- Aim -
Copy the listing verbatim, excluding any images found in it.

========

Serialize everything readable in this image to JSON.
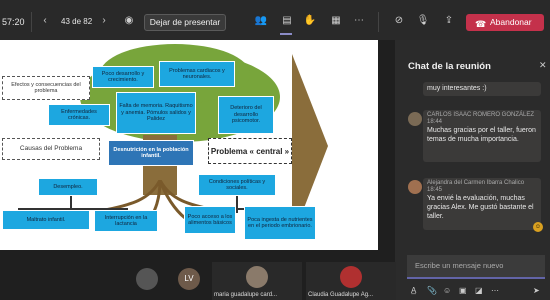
{
  "topbar": {
    "time": "57:20",
    "slide_indicator": "43 de 82",
    "stop_presenting": "Dejar de presentar",
    "leave": "Abandonar"
  },
  "slide": {
    "boxes": {
      "efectos": "Efectos y consecuencias del problema",
      "poco_desarrollo": "Poco desarrollo y crecimiento.",
      "cardiacos": "Problemas cardiacos y neuronales.",
      "enfermedades": "Enfermedades crónicas.",
      "memoria": "Falta de memoria. Raquitismo y anemia. Pómulos salidos y Palidez",
      "deterioro": "Deterioro del desarrollo psicomotor.",
      "causas": "Causas del Problema",
      "desnutricion": "Desnutrición en la población infantil.",
      "problema_central": "Problema « central »",
      "desempleo": "Desempleo.",
      "condiciones": "Condiciones políticas y sociales.",
      "maltrato": "Maltrato infantil.",
      "interrupcion": "Interrupción en la lactancia",
      "acceso": "Poco acceso a los alimentos básicos",
      "ingesta": "Poca ingesta de nutrientes en el periodo embrionario."
    }
  },
  "chat": {
    "title": "Chat de la reunión",
    "messages": [
      {
        "text": "muy interesantes :)"
      },
      {
        "author": "CARLOS ISAAC ROMERO GONZÁLEZ",
        "time": "18:44",
        "text": "Muchas gracias por el taller, fueron temas de mucha importancia."
      },
      {
        "author": "Alejandra del Carmen Ibarra Chalico",
        "time": "18:45",
        "text": "Ya envié la evaluación, muchas gracias Alex. Me gustó bastante el taller."
      }
    ],
    "input_placeholder": "Escribe un mensaje nuevo"
  },
  "participants": [
    {
      "initials": ""
    },
    {
      "initials": "LV"
    },
    {
      "name": "maria guadalupe card..."
    },
    {
      "name": "Claudia Guadalupe Ag..."
    }
  ],
  "colors": {
    "leave_red": "#c4314b",
    "accent": "#6264a7",
    "cyan_box": "#1da7e0",
    "tree_green": "#78a53b"
  }
}
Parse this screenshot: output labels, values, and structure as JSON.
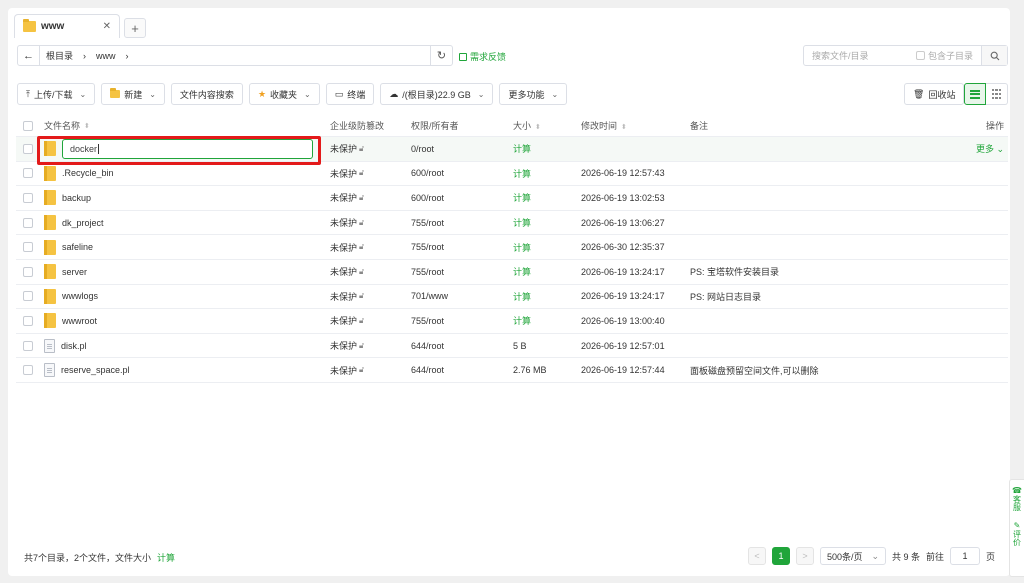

========

- Expected answer -
Serialize everything readable in this image to JSON.
{
  "topbar": {
    "time": "57:20",
    "slide_indicator": "43 de 82",
    "stop_presenting": "Dejar de presentar",
    "leave": "Abandonar"
  },
  "slide": {
    "boxes": {
      "efectos": "Efectos y consecuencias del problema",
      "poco_desarrollo": "Poco desarrollo y crecimiento.",
      "cardiacos": "Problemas cardiacos y neuronales.",
      "enfermedades": "Enfermedades crónicas.",
      "memoria": "Falta de memoria. Raquitismo y anemia. Pómulos salidos y Palidez",
      "deterioro": "Deterioro del desarrollo psicomotor.",
      "causas": "Causas del Problema",
      "desnutricion": "Desnutrición en la población infantil.",
      "problema_central": "Problema « central »",
      "desempleo": "Desempleo.",
      "condiciones": "Condiciones políticas y sociales.",
      "maltrato": "Maltrato infantil.",
      "interrupcion": "Interrupción en la lactancia",
      "acceso": "Poco acceso a los alimentos básicos",
      "ingesta": "Poca ingesta de nutrientes en el periodo embrionario."
    }
  },
  "chat": {
    "title": "Chat de la reunión",
    "messages": [
      {
        "text": "muy interesantes :)"
      },
      {
        "author": "CARLOS ISAAC ROMERO GONZÁLEZ",
        "time": "18:44",
        "text": "Muchas gracias por el taller, fueron temas de mucha importancia."
      },
      {
        "author": "Alejandra del Carmen Ibarra Chalico",
        "time": "18:45",
        "text": "Ya envié la evaluación, muchas gracias Alex. Me gustó bastante el taller."
      }
    ],
    "input_placeholder": "Escribe un mensaje nuevo"
  },
  "participants": [
    {
      "initials": ""
    },
    {
      "initials": "LV"
    },
    {
      "name": "maria guadalupe card..."
    },
    {
      "name": "Claudia Guadalupe Ag..."
    }
  ],
  "colors": {
    "leave_red": "#c4314b",
    "accent": "#6264a7",
    "cyan_box": "#1da7e0",
    "tree_green": "#78a53b"
  }
}
Parse this screenshot: output labels, values, and structure as JSON.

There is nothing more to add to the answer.